Please reproduce these lines word for word, starting at the line that contains "function-icon[interactable]: fx: [264, 60, 280, 86]" and stopping after the line that contains "name-box[interactable]: C3: [10, 59, 196, 87]".

====== Input ======

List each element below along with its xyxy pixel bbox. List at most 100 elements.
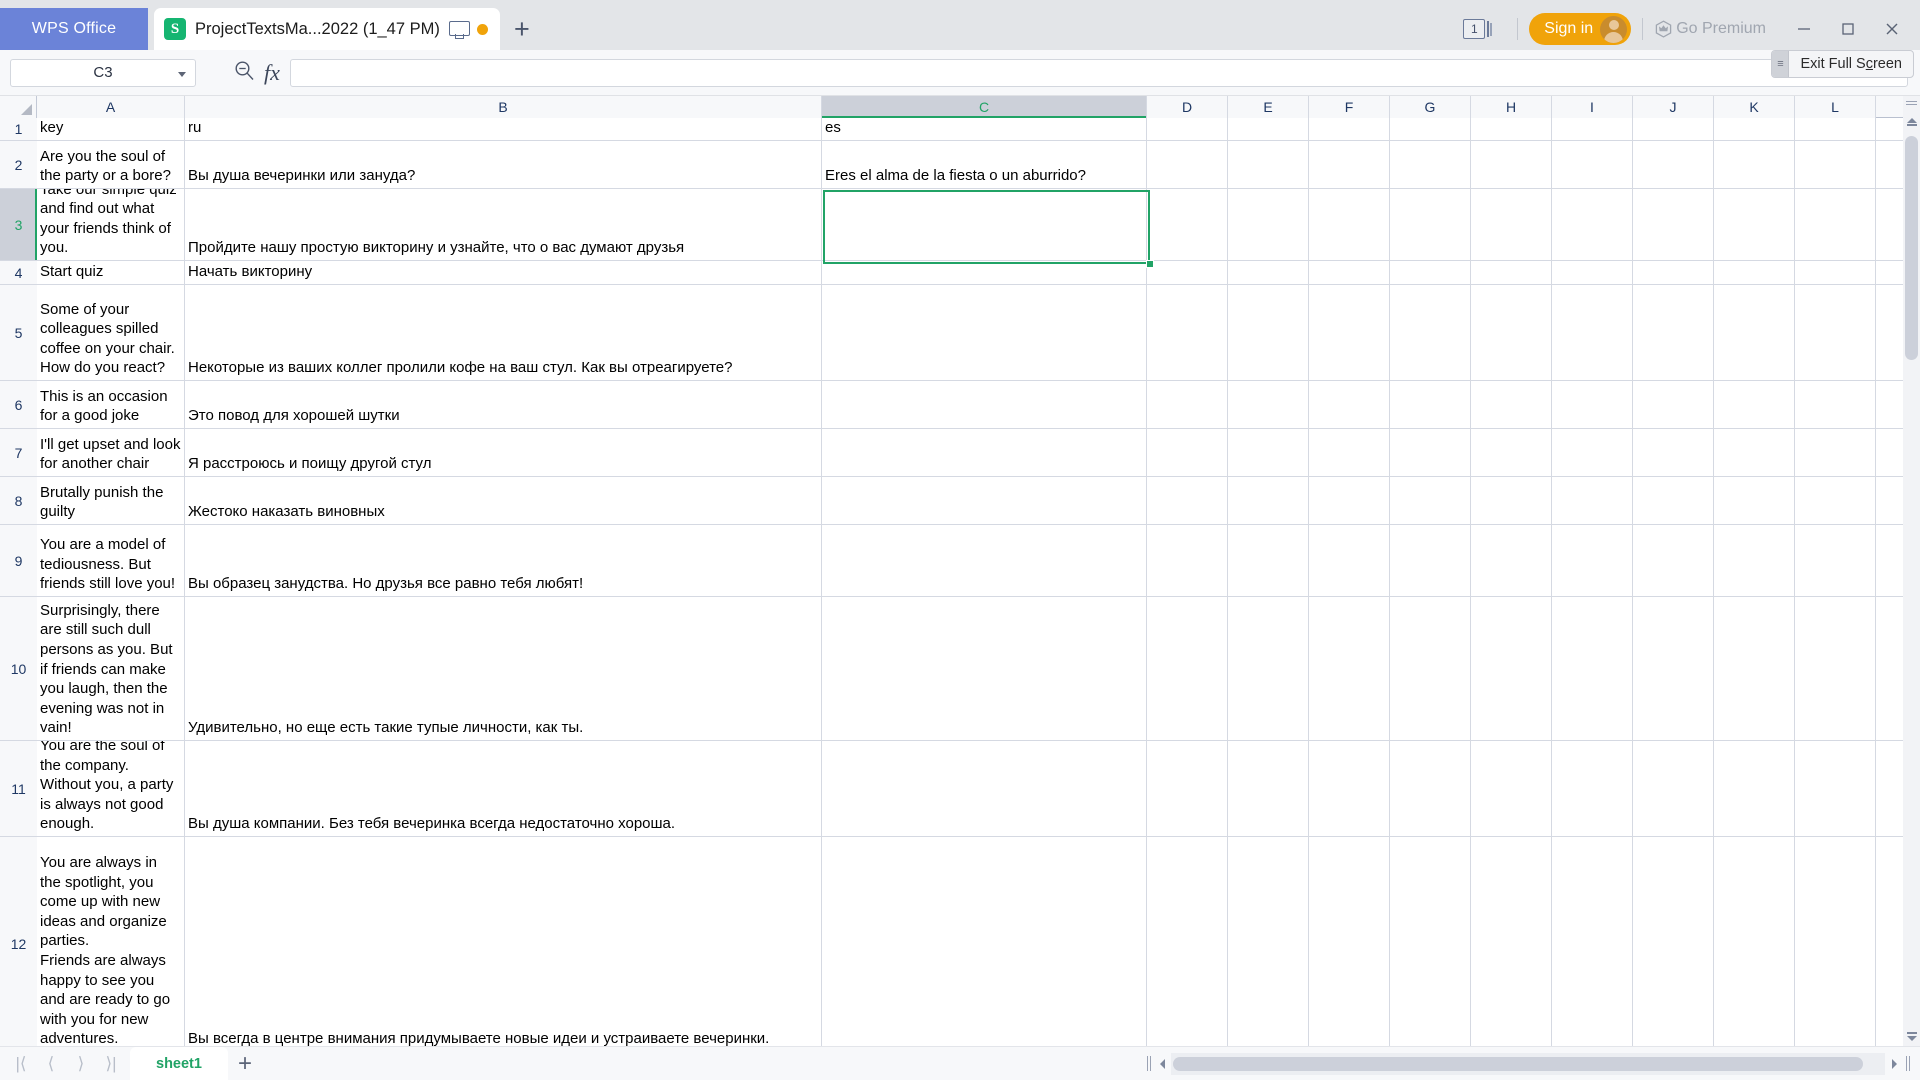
function-icon[interactable]: fx: [264, 60, 280, 86]
cell-B2[interactable]: Вы душа вечеринки или зануда?: [185, 141, 822, 189]
cell-D1[interactable]: [1147, 118, 1228, 141]
cell-F10[interactable]: [1309, 597, 1390, 741]
cell-G12[interactable]: [1390, 837, 1471, 1046]
scroll-down-button[interactable]: [1903, 1030, 1920, 1046]
cell-J2[interactable]: [1633, 141, 1714, 189]
vertical-split-handle[interactable]: [1903, 96, 1920, 110]
cell-L1[interactable]: [1795, 118, 1876, 141]
new-tab-button[interactable]: +: [500, 8, 544, 50]
cell-H3[interactable]: [1471, 189, 1552, 261]
cell-K4[interactable]: [1714, 261, 1795, 285]
cell-B12[interactable]: Вы всегда в центре внимания придумываете…: [185, 837, 822, 1046]
add-sheet-button[interactable]: +: [228, 1047, 262, 1081]
cell-F11[interactable]: [1309, 741, 1390, 837]
cell-J12[interactable]: [1633, 837, 1714, 1046]
cell-B1[interactable]: ru: [185, 118, 822, 141]
cell-J10[interactable]: [1633, 597, 1714, 741]
cell-A12[interactable]: You are always in the spotlight, you com…: [37, 837, 185, 1046]
cell-C10[interactable]: [822, 597, 1147, 741]
cell-G5[interactable]: [1390, 285, 1471, 381]
column-header-d[interactable]: D: [1147, 96, 1228, 118]
cell-J1[interactable]: [1633, 118, 1714, 141]
cell-L9[interactable]: [1795, 525, 1876, 597]
cell-I4[interactable]: [1552, 261, 1633, 285]
cell-C5[interactable]: [822, 285, 1147, 381]
cell-H7[interactable]: [1471, 429, 1552, 477]
name-box[interactable]: C3: [10, 59, 196, 87]
cell-D4[interactable]: [1147, 261, 1228, 285]
monitor-icon[interactable]: [449, 21, 468, 38]
cell-A2[interactable]: Are you the soul of the party or a bore?: [37, 141, 185, 189]
select-all-corner[interactable]: [0, 96, 37, 118]
cell-H2[interactable]: [1471, 141, 1552, 189]
cell-A3[interactable]: Take our simple quiz and find out what y…: [37, 189, 185, 261]
column-header-c[interactable]: C: [822, 96, 1147, 118]
column-header-f[interactable]: F: [1309, 96, 1390, 118]
horizontal-scroll-track[interactable]: [1171, 1053, 1885, 1075]
drag-grip-icon[interactable]: ≡: [1772, 51, 1789, 77]
cell-I2[interactable]: [1552, 141, 1633, 189]
cell-K12[interactable]: [1714, 837, 1795, 1046]
cell-I6[interactable]: [1552, 381, 1633, 429]
cell-A11[interactable]: You are the soul of the company. Without…: [37, 741, 185, 837]
document-tab[interactable]: S ProjectTextsMa...2022 (1_47 PM): [154, 8, 500, 50]
cell-F1[interactable]: [1309, 118, 1390, 141]
cell-B8[interactable]: Жестоко наказать виновных: [185, 477, 822, 525]
row-header-10[interactable]: 10: [0, 597, 37, 741]
cell-I7[interactable]: [1552, 429, 1633, 477]
cell-J5[interactable]: [1633, 285, 1714, 381]
next-sheet-icon[interactable]: ⟩: [66, 1049, 96, 1079]
last-sheet-icon[interactable]: ⟩|: [96, 1049, 126, 1079]
cell-D11[interactable]: [1147, 741, 1228, 837]
cell-L4[interactable]: [1795, 261, 1876, 285]
cell-D7[interactable]: [1147, 429, 1228, 477]
row-header-4[interactable]: 4: [0, 261, 37, 285]
cell-K3[interactable]: [1714, 189, 1795, 261]
cell-F2[interactable]: [1309, 141, 1390, 189]
cell-H1[interactable]: [1471, 118, 1552, 141]
cell-G4[interactable]: [1390, 261, 1471, 285]
cell-I5[interactable]: [1552, 285, 1633, 381]
cell-I10[interactable]: [1552, 597, 1633, 741]
cell-D2[interactable]: [1147, 141, 1228, 189]
cell-B10[interactable]: Удивительно, но еще есть такие тупые лич…: [185, 597, 822, 741]
vertical-scrollbar[interactable]: [1903, 96, 1920, 1046]
cell-C6[interactable]: [822, 381, 1147, 429]
cell-A8[interactable]: Brutally punish the guilty: [37, 477, 185, 525]
cell-D5[interactable]: [1147, 285, 1228, 381]
cell-J11[interactable]: [1633, 741, 1714, 837]
cell-F3[interactable]: [1309, 189, 1390, 261]
cell-J4[interactable]: [1633, 261, 1714, 285]
row-header-9[interactable]: 9: [0, 525, 37, 597]
cell-G8[interactable]: [1390, 477, 1471, 525]
row-header-2[interactable]: 2: [0, 141, 37, 189]
cell-D3[interactable]: [1147, 189, 1228, 261]
cell-E3[interactable]: [1228, 189, 1309, 261]
cell-E10[interactable]: [1228, 597, 1309, 741]
cell-L11[interactable]: [1795, 741, 1876, 837]
row-header-6[interactable]: 6: [0, 381, 37, 429]
cell-L10[interactable]: [1795, 597, 1876, 741]
horizontal-split-handle-right[interactable]: [1903, 1056, 1912, 1071]
column-header-a[interactable]: A: [37, 96, 185, 118]
column-header-i[interactable]: I: [1552, 96, 1633, 118]
cell-K5[interactable]: [1714, 285, 1795, 381]
cell-L3[interactable]: [1795, 189, 1876, 261]
cell-I9[interactable]: [1552, 525, 1633, 597]
cell-E9[interactable]: [1228, 525, 1309, 597]
cell-H12[interactable]: [1471, 837, 1552, 1046]
cell-E6[interactable]: [1228, 381, 1309, 429]
cell-G3[interactable]: [1390, 189, 1471, 261]
cell-I11[interactable]: [1552, 741, 1633, 837]
row-header-8[interactable]: 8: [0, 477, 37, 525]
cell-A6[interactable]: This is an occasion for a good joke: [37, 381, 185, 429]
cell-L6[interactable]: [1795, 381, 1876, 429]
cell-A7[interactable]: I'll get upset and look for another chai…: [37, 429, 185, 477]
column-header-h[interactable]: H: [1471, 96, 1552, 118]
cell-B11[interactable]: Вы душа компании. Без тебя вечеринка все…: [185, 741, 822, 837]
cell-C11[interactable]: [822, 741, 1147, 837]
vertical-scroll-thumb[interactable]: [1905, 136, 1918, 360]
cell-E4[interactable]: [1228, 261, 1309, 285]
go-premium-button[interactable]: Go Premium: [1654, 20, 1766, 39]
sheet-tab-sheet1[interactable]: sheet1: [130, 1047, 228, 1081]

======

Solution below:
function-icon[interactable]: fx: [264, 60, 280, 86]
cell-B2[interactable]: Вы душа вечеринки или зануда?: [185, 141, 822, 189]
cell-D1[interactable]: [1147, 118, 1228, 141]
cell-F10[interactable]: [1309, 597, 1390, 741]
cell-G12[interactable]: [1390, 837, 1471, 1046]
scroll-down-button[interactable]: [1903, 1030, 1920, 1046]
cell-J2[interactable]: [1633, 141, 1714, 189]
vertical-split-handle[interactable]: [1903, 96, 1920, 110]
cell-L1[interactable]: [1795, 118, 1876, 141]
new-tab-button[interactable]: +: [500, 8, 544, 50]
cell-H3[interactable]: [1471, 189, 1552, 261]
cell-K4[interactable]: [1714, 261, 1795, 285]
cell-B12[interactable]: Вы всегда в центре внимания придумываете…: [185, 837, 822, 1046]
add-sheet-button[interactable]: +: [228, 1047, 262, 1081]
cell-F11[interactable]: [1309, 741, 1390, 837]
cell-J12[interactable]: [1633, 837, 1714, 1046]
cell-B1[interactable]: ru: [185, 118, 822, 141]
cell-J10[interactable]: [1633, 597, 1714, 741]
cell-A12[interactable]: You are always in the spotlight, you com…: [37, 837, 185, 1046]
cell-C10[interactable]: [822, 597, 1147, 741]
cell-G5[interactable]: [1390, 285, 1471, 381]
column-header-d[interactable]: D: [1147, 96, 1228, 118]
cell-J1[interactable]: [1633, 118, 1714, 141]
cell-L9[interactable]: [1795, 525, 1876, 597]
cell-I4[interactable]: [1552, 261, 1633, 285]
cell-C5[interactable]: [822, 285, 1147, 381]
cell-H7[interactable]: [1471, 429, 1552, 477]
name-box[interactable]: C3: [10, 59, 196, 87]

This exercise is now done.